● Document:
- - -
5. When at the time of hearing of the Misc. Case No. 3 of 1983 no evidence was tendered by the opposite party No. 2 in support of his case of waiver, the learned Subordinate Judge was not justified in refusing the prayer on the ground that the petitioners have waived the right under Section 4 of the Partition Act We have already indicated that Mr. Arun Kr. Matilal has conceded that in this case the opposite party No. 2 has claimed separate allotment by asking for a share in the property. Therefore, in this case even if the decision of Netai Das's case be treated as laying down the correct law, the opposite party No. 2 cannot resist the claim of the petitioners when he is himself claiming separate allotment. Moreover, in our view when the petitioners have 3/4th share in the property and the opposite party No. 2 has purchased the remaining 1/4th share of defendant No. l even if no separate allotment was prayed for by the opposite party No. 2, the Court would have to grant the opposite party No. 2 separate allotment if the petitioners' claim for preemption failed. In that view of the matter we hold that the Learned Subordinate Judge was not justified in rejecting the prayer for preemption and the impugned order is liable to be set aside. We would now answer the reference namely, whether the stranger purchaser not having sued for partition nor having prayed for partition or separate allotment application under Section 4 of the Partition Act filed by the co-sharers of the undivided family dwelling is maintainable or not and whether the Division Bench decision of Netai Das v. Hari Das, ILR (1967) 2 Cal 301 has been correctly decided or not, we would reproduce here the provisions of the Section 4 of the Partition Act.
Section 4 reads thus -
"(1) Where a share of a dwelling house belonging to an undivided family has been transferred to a person who is not a member of such family and such transferee sues for partition, the court shall if any member of the family being a shareholder shall undertake to buy the share of such transferee, make valuation of such share in such manner as it thinks fit and direct the sale of such share, to such shareholder and may give all necessary and proper directions, in that behalf.
(2) xx xx xx xx xx"
The interpretation of the words "such transferee sues for partition" has ted to conflict of decisions.
6. In Satyabhama v. Jatindra, AIR 1929 Cal 269, Surwardy and Jack, JJ. were called upon to decide specifically as to whether the provision of Section 4 of the Partition Act would be attracted only when the stranger purchaser himself files the suit for partition or whether the same would also apply if the co-sharer files a suit for partition in which the stranger purchaser figures as a defendant. The learned Judge rejected the contention of the respondents that the right of the co-sharers under Section 4 of the Partition Act would arise only when the stranger purchaser sues for partition. The following observations have been made "If effect is given to the respondent's contention the result will defeat the object of the legislature to secure the individuality of a dwelling house. It is possible that two persons buy two shares of the two members of the family and one of them brings a suit for partition making the other a defendant and if his right to purchase the share of the dwelling house fails on any account, the stranger defendant may yet be given a share in the dwelling house because he does not happen to be a plaintiff in the suit. This is not what the legislation intended and we must put a reasonable construction on the act of the legislature."
- - -
Element and region listings:
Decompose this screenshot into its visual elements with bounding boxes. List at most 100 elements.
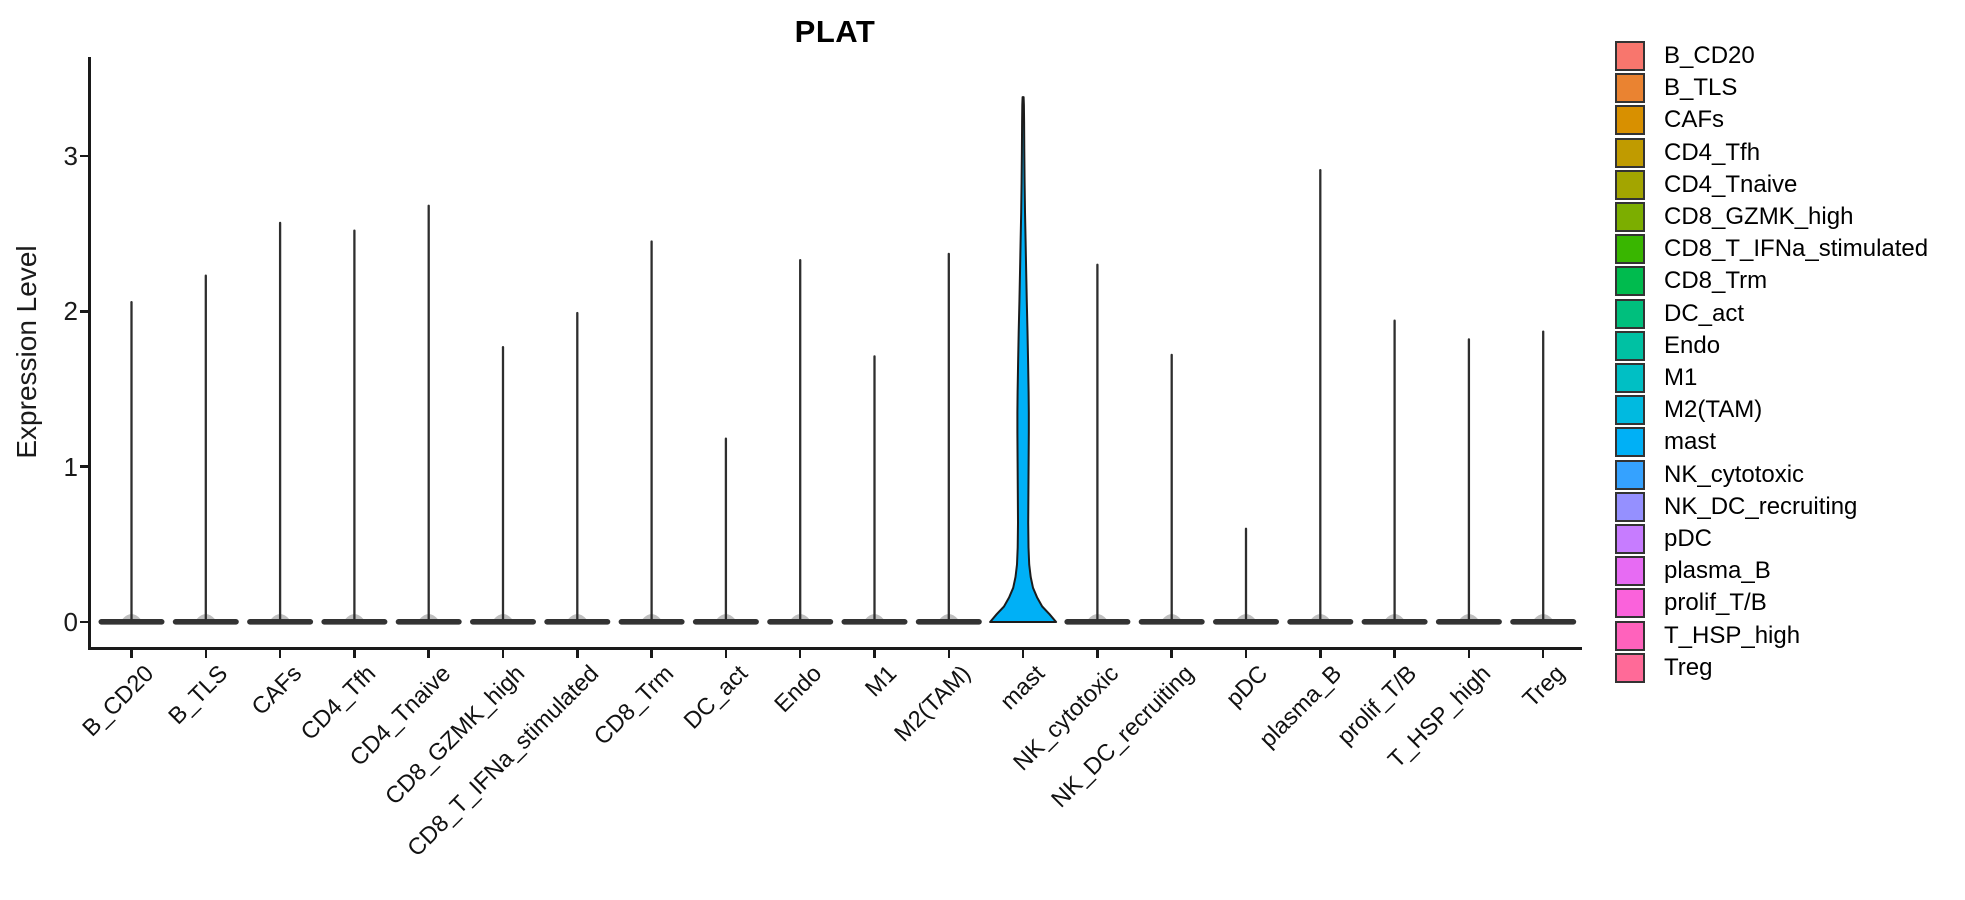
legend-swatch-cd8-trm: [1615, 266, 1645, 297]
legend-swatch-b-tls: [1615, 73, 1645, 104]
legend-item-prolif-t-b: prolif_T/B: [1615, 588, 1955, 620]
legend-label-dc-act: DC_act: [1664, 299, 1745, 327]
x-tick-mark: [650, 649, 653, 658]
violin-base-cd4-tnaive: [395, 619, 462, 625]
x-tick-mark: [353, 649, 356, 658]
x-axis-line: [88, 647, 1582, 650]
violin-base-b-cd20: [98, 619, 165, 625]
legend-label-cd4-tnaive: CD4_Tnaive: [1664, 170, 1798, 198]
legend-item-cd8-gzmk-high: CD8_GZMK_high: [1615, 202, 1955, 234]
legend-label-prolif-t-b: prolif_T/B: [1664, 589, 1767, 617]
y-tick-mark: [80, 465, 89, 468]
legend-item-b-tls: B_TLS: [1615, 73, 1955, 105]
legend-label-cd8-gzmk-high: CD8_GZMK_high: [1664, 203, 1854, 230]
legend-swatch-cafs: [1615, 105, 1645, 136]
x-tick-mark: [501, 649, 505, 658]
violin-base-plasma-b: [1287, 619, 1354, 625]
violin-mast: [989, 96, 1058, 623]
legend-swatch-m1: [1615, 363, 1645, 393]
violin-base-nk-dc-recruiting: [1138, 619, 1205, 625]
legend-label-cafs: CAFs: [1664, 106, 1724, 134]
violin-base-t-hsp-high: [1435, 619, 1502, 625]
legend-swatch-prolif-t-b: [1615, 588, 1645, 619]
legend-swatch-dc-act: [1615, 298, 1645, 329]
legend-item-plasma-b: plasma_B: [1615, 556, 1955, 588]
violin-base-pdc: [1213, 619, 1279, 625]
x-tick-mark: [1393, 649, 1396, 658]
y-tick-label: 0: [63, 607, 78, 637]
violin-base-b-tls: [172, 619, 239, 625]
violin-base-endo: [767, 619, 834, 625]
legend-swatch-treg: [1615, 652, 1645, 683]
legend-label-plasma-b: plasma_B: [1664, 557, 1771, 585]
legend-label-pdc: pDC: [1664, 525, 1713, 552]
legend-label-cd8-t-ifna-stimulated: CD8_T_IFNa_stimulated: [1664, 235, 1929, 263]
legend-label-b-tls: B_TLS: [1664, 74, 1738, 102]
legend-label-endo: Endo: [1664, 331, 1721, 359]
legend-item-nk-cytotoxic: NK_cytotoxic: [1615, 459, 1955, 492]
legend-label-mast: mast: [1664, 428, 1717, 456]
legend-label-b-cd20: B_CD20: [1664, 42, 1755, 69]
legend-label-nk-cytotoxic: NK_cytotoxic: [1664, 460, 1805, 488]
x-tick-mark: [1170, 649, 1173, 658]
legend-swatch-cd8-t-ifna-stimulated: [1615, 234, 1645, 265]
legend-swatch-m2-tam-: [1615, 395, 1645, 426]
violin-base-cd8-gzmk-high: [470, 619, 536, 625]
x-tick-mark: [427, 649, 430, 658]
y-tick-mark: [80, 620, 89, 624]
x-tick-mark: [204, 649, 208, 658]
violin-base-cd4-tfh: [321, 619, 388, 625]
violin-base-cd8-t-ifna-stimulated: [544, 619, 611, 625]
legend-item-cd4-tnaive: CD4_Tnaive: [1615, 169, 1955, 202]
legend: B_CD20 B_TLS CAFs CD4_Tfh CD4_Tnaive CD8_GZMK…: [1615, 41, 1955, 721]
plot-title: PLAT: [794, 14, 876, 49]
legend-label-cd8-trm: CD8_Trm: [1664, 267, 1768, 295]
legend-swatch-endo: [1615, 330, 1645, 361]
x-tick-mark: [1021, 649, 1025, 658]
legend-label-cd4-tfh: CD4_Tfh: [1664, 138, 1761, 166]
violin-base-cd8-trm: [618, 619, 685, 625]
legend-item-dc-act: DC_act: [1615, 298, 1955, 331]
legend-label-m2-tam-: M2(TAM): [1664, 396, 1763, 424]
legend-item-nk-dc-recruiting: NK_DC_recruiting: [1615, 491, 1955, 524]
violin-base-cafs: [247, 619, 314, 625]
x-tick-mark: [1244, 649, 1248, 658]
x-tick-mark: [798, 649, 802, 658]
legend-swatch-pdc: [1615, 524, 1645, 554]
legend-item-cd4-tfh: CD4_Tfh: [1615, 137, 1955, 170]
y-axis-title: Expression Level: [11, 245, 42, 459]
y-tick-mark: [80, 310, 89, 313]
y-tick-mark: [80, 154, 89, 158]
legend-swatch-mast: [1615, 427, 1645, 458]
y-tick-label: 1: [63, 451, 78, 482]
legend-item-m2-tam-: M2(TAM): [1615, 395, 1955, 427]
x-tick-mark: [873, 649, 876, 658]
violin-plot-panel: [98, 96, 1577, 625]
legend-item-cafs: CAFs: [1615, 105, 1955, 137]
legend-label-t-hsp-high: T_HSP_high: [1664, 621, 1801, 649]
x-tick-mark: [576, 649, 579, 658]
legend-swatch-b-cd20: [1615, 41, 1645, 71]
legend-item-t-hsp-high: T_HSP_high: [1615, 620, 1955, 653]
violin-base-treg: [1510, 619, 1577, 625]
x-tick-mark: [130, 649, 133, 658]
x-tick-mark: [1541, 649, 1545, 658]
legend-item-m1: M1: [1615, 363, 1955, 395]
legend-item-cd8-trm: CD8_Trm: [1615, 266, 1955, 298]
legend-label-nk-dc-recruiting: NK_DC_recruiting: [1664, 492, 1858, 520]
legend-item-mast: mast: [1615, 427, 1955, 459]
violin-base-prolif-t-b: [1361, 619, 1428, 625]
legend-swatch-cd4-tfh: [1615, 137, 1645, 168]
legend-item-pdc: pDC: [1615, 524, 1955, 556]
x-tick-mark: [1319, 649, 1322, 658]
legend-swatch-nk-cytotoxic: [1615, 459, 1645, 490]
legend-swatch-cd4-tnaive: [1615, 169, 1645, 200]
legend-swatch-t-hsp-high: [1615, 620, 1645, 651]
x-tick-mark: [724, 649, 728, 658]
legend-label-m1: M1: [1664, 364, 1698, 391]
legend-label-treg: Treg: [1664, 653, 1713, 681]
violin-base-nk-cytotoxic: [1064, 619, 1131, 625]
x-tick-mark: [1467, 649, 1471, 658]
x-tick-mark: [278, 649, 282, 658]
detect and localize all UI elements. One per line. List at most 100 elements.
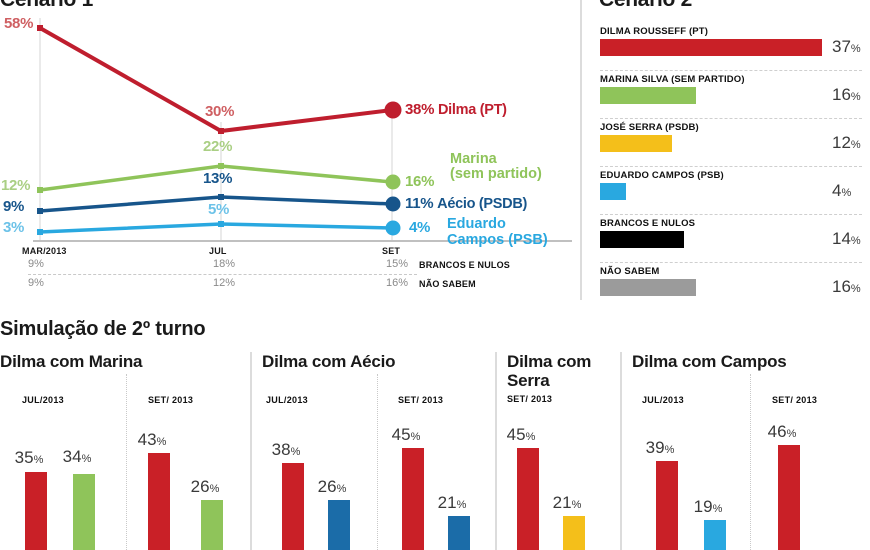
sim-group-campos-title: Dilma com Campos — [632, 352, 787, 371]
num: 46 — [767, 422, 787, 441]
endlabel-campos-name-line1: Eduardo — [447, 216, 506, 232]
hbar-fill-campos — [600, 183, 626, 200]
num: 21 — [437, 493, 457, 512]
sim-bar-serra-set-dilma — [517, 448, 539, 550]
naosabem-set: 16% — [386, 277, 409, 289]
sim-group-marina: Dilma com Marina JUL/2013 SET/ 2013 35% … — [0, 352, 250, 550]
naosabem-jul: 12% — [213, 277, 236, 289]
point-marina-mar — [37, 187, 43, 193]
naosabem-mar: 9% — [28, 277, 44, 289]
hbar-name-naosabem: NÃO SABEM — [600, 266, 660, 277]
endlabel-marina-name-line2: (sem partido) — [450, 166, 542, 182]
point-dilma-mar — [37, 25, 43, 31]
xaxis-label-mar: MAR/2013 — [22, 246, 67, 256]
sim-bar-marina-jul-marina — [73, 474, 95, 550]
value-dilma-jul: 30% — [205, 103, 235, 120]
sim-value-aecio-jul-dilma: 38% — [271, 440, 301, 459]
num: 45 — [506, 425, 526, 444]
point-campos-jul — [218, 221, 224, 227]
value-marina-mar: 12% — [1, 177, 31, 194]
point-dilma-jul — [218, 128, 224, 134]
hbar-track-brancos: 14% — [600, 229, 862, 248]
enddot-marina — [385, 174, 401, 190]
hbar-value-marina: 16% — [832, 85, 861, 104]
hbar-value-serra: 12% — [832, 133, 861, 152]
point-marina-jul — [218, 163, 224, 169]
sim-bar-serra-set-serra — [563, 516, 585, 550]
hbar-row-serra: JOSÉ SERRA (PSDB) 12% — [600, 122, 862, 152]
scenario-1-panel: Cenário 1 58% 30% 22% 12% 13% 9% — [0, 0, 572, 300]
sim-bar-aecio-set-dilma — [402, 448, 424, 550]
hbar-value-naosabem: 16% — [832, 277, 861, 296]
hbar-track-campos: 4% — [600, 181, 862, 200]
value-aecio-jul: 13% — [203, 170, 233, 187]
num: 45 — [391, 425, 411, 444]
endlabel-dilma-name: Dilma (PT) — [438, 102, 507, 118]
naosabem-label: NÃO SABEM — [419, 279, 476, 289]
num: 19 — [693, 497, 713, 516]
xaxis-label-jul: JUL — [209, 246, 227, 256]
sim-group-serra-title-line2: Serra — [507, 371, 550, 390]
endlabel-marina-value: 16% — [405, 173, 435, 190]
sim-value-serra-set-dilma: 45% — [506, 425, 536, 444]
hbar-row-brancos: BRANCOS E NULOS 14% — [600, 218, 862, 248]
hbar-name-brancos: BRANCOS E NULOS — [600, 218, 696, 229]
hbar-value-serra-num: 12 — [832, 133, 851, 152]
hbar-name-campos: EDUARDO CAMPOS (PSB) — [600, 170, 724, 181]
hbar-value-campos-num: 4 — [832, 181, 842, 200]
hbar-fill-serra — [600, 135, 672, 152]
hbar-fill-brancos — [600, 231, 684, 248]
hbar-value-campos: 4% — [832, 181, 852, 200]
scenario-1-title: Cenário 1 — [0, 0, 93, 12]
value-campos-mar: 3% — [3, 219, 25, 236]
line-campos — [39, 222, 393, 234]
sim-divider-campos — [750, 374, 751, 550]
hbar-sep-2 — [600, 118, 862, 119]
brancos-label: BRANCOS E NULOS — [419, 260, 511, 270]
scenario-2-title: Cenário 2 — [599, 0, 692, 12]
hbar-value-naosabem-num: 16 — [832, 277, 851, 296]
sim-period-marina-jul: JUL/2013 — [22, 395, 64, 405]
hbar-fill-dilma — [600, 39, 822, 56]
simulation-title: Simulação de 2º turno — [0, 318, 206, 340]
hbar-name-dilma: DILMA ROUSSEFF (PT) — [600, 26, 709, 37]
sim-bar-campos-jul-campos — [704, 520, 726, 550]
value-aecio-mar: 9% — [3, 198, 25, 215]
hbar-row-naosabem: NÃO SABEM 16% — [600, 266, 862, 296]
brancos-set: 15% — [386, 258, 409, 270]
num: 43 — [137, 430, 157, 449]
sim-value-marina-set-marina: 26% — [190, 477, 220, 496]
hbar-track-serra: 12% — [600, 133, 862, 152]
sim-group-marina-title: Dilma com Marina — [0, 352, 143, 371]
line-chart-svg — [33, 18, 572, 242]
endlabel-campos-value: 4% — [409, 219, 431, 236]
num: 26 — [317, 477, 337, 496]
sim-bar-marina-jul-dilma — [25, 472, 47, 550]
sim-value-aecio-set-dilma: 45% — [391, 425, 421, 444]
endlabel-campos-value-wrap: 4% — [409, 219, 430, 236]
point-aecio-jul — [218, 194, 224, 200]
- - -
● Stated goal 1: List every personal name that appears in the Partition Act excerpt, giving each name once.
● Stated goal 2: Repeat word for word the passage of the Partition Act excerpt between "Section 4 reads" and "conflict of decisions.", inclusive.

● Full output 1: Arun Kr. Matilal, Netai Das, Hari Das, Satyabhama, Jatindra, Surwardy, Jack

● Full output 2:
Section 4 reads thus -
"(1) Where a share of a dwelling house belonging to an undivided family has been transferred to a person who is not a member of such family and such transferee sues for partition, the court shall if any member of the family being a shareholder shall undertake to buy the share of such transferee, make valuation of such share in such manner as it thinks fit and direct the sale of such share, to such shareholder and may give all necessary and proper directions, in that behalf.
(2) xx xx xx xx xx"
The interpretation of the words "such transferee sues for partition" has ted to conflict of decisions.